- [GIVEN TASK] Gather up the lines that contain "即从巴峡穿巫峡".

- [INPUT ROWS]
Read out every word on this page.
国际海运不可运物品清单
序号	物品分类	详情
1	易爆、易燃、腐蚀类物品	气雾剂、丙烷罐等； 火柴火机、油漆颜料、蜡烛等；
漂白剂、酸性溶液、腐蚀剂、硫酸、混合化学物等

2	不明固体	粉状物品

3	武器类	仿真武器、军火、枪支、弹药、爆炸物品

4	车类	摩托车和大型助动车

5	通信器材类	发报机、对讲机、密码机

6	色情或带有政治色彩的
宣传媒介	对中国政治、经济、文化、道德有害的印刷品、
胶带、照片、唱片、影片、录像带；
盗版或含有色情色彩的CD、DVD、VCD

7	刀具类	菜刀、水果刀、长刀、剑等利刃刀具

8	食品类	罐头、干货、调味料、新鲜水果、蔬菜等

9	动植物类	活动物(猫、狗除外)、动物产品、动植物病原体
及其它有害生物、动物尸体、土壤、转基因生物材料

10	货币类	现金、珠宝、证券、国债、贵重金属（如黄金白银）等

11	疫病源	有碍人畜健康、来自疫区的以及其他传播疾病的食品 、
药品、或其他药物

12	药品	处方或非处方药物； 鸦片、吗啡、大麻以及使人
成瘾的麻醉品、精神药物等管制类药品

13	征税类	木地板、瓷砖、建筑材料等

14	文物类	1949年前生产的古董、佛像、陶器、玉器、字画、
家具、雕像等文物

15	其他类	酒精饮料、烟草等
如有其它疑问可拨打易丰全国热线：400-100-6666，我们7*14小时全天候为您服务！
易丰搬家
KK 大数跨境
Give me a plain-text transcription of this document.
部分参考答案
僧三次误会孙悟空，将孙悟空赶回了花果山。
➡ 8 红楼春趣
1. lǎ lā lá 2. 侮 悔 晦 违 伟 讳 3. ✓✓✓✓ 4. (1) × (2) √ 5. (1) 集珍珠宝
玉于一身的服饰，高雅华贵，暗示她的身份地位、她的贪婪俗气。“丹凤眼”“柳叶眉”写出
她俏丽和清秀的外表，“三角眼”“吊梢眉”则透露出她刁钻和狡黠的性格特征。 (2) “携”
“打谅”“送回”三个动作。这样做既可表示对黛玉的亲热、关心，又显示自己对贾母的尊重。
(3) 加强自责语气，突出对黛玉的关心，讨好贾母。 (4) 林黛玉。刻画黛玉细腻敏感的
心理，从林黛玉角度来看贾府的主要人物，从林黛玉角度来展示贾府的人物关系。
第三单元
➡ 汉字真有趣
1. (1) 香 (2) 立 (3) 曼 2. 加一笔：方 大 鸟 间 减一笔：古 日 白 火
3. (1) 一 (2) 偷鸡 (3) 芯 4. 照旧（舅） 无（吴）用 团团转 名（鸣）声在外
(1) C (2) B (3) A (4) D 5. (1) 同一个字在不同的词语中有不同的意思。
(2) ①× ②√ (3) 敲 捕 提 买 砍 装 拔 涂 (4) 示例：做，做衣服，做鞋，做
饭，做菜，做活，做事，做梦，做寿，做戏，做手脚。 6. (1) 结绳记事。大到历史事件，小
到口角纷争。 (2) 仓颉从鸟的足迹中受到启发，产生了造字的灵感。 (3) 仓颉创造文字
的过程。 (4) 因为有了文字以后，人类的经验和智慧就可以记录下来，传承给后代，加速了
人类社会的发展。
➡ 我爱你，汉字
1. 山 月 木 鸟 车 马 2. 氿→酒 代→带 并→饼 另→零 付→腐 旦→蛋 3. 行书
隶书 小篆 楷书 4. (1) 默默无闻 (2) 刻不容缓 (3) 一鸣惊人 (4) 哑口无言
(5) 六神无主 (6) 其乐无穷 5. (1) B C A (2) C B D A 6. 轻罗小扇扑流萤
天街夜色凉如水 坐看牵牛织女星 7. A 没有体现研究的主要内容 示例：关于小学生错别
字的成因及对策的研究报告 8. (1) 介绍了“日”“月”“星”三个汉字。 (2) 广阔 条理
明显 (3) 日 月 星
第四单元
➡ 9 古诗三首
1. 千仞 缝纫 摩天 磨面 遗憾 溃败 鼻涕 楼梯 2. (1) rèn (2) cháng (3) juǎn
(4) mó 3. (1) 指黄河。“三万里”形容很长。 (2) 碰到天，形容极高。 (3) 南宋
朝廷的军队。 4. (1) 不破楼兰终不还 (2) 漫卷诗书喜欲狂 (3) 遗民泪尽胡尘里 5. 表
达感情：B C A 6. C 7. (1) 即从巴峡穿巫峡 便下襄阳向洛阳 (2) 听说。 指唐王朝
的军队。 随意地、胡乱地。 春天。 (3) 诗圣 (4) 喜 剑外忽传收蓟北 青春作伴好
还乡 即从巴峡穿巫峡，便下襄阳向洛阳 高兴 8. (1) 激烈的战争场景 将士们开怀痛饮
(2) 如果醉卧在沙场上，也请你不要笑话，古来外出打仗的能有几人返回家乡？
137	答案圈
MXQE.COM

- [SOLUTION TO THIS EXERCISE]
达感情：B C A 6. C 7. (1) 即从巴峡穿巫峡 便下襄阳向洛阳 (2) 听说。 指唐王朝
还乡 即从巴峡穿巫峡，便下襄阳向洛阳 高兴 8. (1) 激烈的战争场景 将士们开怀痛饮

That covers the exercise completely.